▶ [Extracted information]
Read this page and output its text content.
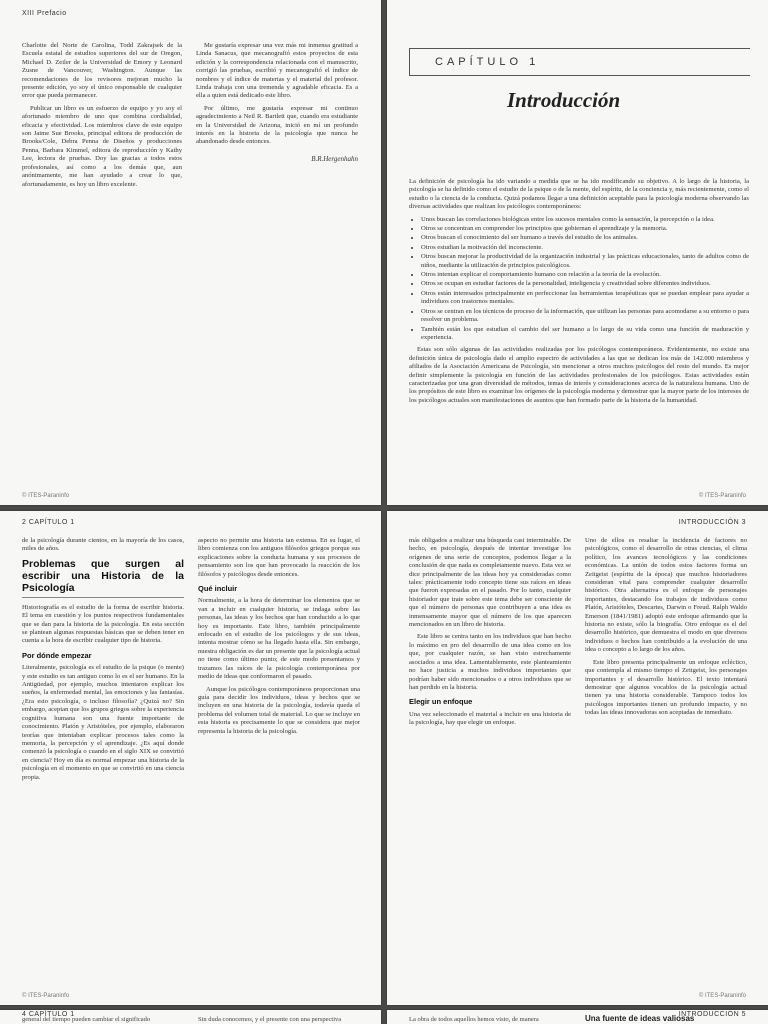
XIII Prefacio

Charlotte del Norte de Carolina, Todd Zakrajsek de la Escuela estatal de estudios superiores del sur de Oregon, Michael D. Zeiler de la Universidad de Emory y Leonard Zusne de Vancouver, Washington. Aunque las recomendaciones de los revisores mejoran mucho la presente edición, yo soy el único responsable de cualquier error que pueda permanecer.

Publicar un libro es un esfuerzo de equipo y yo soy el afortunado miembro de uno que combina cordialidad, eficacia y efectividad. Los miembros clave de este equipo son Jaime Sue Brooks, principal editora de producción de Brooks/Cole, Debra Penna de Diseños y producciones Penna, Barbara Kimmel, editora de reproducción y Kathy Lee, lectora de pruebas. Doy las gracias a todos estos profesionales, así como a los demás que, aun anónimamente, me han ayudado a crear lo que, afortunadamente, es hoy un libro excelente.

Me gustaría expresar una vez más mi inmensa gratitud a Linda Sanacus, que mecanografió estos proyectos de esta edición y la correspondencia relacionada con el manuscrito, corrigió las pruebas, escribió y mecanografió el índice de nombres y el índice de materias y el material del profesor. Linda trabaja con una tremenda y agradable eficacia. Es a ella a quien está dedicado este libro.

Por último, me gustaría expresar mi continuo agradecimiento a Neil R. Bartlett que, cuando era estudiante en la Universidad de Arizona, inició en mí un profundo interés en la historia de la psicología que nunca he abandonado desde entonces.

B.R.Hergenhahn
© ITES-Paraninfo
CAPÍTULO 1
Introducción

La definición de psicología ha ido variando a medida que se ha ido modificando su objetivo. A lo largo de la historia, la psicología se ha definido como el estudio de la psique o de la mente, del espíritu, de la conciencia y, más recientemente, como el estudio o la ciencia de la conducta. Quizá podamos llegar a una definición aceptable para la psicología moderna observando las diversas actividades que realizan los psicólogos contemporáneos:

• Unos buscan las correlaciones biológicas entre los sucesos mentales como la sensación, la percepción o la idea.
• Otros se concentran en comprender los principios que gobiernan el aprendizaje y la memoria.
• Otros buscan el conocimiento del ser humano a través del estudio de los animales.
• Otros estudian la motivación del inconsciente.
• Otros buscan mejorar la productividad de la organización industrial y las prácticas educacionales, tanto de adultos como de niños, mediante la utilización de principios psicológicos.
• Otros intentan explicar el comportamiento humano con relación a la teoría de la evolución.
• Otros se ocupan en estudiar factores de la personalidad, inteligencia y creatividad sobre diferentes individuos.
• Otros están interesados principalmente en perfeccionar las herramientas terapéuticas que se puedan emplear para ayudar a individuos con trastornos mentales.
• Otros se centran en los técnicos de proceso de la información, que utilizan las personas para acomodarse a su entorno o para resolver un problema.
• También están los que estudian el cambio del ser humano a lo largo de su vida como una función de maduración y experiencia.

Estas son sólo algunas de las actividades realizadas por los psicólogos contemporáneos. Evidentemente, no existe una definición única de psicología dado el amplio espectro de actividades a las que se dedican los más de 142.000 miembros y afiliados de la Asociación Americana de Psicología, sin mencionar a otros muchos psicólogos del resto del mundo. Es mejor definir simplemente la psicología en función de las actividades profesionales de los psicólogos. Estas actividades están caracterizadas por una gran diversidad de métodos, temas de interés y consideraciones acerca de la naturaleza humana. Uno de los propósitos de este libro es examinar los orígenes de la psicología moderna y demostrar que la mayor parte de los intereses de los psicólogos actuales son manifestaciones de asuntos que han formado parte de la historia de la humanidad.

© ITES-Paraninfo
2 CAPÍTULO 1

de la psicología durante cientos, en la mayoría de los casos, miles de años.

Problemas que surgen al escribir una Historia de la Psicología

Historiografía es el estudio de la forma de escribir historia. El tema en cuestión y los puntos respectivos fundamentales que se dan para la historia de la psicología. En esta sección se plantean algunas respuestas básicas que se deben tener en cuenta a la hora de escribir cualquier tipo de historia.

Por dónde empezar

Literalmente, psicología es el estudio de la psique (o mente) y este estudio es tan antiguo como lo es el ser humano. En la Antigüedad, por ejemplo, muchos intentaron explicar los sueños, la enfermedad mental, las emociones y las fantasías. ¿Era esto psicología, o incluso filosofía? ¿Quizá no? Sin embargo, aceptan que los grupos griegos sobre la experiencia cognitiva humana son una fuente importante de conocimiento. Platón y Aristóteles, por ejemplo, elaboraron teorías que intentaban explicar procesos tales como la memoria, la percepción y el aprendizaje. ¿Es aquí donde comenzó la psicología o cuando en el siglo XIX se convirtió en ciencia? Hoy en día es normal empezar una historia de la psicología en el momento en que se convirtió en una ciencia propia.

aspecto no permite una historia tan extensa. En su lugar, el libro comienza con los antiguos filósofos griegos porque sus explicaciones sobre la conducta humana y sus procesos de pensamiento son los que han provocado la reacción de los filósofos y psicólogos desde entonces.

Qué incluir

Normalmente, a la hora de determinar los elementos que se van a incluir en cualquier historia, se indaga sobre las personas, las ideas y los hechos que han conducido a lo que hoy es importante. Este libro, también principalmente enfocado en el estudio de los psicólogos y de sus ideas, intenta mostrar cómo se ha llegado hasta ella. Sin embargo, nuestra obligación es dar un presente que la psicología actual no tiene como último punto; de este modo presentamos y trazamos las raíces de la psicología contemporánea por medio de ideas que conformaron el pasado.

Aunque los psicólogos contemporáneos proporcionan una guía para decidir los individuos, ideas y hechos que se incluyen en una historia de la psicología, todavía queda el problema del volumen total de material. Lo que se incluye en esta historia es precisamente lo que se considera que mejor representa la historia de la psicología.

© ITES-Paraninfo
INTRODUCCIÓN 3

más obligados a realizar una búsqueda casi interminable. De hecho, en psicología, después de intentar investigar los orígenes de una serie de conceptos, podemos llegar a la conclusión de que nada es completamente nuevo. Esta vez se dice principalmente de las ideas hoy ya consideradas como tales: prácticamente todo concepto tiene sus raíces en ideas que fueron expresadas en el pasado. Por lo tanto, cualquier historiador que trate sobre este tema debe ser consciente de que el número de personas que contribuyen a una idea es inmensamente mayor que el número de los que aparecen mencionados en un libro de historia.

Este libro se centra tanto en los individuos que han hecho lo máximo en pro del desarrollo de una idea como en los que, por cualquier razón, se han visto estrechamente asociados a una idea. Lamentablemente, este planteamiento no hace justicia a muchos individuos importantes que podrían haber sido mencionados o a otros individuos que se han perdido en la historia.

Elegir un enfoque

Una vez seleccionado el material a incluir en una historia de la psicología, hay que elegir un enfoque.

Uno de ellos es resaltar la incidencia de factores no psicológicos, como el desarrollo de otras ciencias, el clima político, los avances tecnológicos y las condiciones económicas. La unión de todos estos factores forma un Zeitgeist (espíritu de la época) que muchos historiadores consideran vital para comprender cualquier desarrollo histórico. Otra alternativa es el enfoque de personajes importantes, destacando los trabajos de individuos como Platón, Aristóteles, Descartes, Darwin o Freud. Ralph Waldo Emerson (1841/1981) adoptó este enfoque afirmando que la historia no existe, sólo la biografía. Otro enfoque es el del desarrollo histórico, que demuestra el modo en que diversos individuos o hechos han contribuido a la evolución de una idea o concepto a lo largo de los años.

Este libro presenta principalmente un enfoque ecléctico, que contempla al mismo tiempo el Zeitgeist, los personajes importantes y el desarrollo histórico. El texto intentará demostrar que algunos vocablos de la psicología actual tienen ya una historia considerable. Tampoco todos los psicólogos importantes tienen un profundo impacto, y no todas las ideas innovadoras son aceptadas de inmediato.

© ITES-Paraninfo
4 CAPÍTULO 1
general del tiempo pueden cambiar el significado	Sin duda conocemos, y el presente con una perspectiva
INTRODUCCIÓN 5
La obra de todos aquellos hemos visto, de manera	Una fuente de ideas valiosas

...

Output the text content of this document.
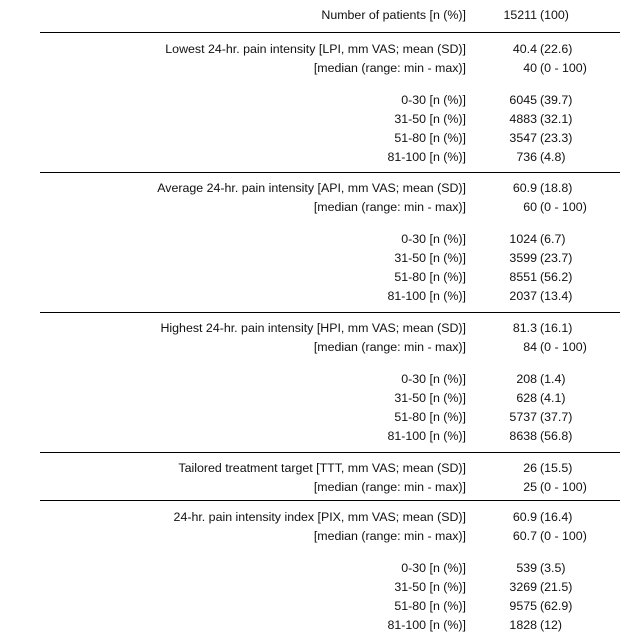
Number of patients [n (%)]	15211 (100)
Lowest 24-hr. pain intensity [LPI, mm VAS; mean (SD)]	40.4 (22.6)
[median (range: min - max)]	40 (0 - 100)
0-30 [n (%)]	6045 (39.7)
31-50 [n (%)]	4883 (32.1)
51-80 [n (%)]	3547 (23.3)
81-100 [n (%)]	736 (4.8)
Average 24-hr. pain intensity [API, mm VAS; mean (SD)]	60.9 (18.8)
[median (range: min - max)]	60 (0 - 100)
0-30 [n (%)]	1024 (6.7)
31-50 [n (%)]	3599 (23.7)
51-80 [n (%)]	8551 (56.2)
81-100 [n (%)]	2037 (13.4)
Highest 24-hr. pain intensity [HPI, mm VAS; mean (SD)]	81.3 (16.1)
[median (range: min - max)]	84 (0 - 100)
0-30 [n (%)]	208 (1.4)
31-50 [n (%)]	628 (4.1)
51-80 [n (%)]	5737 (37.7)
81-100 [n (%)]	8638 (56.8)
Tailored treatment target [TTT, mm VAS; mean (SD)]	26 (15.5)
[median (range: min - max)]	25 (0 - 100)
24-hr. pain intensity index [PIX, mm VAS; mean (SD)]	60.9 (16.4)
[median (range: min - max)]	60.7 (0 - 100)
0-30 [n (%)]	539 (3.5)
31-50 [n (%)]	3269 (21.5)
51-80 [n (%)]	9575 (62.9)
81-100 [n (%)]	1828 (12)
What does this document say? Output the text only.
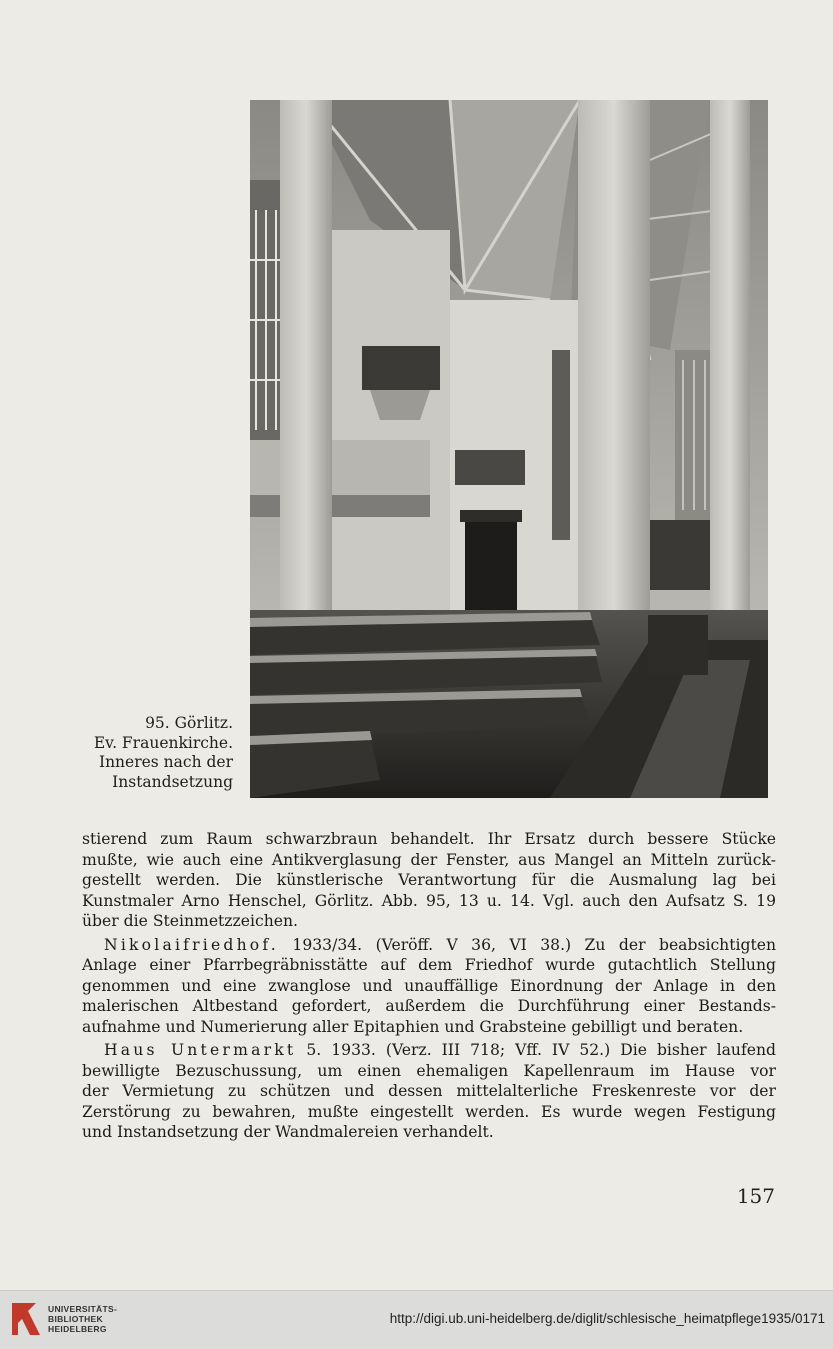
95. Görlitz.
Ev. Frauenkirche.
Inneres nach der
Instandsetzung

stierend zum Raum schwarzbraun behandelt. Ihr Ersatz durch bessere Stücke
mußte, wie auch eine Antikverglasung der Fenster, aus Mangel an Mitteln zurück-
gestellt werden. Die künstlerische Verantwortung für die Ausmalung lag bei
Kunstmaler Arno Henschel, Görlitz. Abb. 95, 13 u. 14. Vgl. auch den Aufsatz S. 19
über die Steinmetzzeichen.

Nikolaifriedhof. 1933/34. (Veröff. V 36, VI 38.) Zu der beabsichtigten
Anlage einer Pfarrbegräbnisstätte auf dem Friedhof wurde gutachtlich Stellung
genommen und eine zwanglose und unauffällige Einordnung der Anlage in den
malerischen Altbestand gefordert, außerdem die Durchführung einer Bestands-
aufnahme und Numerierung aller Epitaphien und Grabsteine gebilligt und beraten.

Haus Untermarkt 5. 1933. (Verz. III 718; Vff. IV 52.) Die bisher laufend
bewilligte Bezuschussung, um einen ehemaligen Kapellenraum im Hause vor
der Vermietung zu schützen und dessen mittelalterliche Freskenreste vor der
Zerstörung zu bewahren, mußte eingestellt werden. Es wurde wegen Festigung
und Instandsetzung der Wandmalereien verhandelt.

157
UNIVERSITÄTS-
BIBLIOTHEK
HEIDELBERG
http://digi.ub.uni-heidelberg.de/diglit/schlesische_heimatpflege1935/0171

--

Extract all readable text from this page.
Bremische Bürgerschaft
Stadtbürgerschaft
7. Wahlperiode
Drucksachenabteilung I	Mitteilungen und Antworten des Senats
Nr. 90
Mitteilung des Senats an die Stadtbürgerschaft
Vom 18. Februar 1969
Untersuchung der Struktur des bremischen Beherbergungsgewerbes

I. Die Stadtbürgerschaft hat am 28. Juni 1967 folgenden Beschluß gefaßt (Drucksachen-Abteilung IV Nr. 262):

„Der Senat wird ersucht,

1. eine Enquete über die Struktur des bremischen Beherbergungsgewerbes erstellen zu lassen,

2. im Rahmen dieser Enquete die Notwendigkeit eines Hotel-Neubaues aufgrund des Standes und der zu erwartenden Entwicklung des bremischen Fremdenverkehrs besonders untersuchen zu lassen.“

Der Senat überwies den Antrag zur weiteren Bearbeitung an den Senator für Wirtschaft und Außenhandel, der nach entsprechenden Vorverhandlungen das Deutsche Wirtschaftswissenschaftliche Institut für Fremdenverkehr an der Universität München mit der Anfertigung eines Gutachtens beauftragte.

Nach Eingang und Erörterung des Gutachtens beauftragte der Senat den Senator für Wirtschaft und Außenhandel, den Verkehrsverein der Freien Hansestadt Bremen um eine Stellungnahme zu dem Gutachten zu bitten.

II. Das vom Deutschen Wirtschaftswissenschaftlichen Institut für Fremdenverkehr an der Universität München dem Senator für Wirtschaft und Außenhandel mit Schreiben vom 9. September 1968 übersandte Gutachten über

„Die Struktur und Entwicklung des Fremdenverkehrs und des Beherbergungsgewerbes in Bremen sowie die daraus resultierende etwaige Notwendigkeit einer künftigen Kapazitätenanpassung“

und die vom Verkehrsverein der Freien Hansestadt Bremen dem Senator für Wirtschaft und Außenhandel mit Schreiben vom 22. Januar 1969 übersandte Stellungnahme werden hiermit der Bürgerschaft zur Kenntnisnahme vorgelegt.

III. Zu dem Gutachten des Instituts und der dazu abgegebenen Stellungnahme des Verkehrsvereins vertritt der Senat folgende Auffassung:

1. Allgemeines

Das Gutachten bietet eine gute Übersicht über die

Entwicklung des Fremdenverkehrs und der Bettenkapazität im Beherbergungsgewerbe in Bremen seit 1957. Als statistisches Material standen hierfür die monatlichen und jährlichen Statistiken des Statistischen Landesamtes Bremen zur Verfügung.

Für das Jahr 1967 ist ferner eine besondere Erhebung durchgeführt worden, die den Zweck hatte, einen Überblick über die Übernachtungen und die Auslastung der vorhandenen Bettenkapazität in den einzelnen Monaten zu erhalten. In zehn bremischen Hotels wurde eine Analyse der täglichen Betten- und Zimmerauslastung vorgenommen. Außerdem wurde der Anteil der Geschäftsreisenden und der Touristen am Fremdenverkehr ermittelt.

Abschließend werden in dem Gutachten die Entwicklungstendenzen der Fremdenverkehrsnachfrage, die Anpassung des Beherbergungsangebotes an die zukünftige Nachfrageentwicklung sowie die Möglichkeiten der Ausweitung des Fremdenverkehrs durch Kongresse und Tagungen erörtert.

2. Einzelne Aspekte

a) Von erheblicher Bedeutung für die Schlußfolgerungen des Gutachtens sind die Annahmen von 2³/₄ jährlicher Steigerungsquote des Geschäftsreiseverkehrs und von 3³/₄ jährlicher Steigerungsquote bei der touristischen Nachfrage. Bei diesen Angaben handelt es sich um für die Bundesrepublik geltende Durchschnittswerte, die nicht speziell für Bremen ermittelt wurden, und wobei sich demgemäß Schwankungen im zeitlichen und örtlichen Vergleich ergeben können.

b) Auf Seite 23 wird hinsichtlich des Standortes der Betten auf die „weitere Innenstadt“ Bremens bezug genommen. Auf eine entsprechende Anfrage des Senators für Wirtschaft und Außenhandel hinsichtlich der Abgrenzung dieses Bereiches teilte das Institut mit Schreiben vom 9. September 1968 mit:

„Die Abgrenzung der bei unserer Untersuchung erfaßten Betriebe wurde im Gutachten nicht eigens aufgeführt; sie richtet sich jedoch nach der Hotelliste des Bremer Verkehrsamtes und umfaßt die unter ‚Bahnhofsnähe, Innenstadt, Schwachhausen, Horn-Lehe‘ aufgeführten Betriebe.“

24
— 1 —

▶ [Work instruction] In the data above, count the lines where the word "September" appears; reply with the number only.

▶ [Worked solution] 2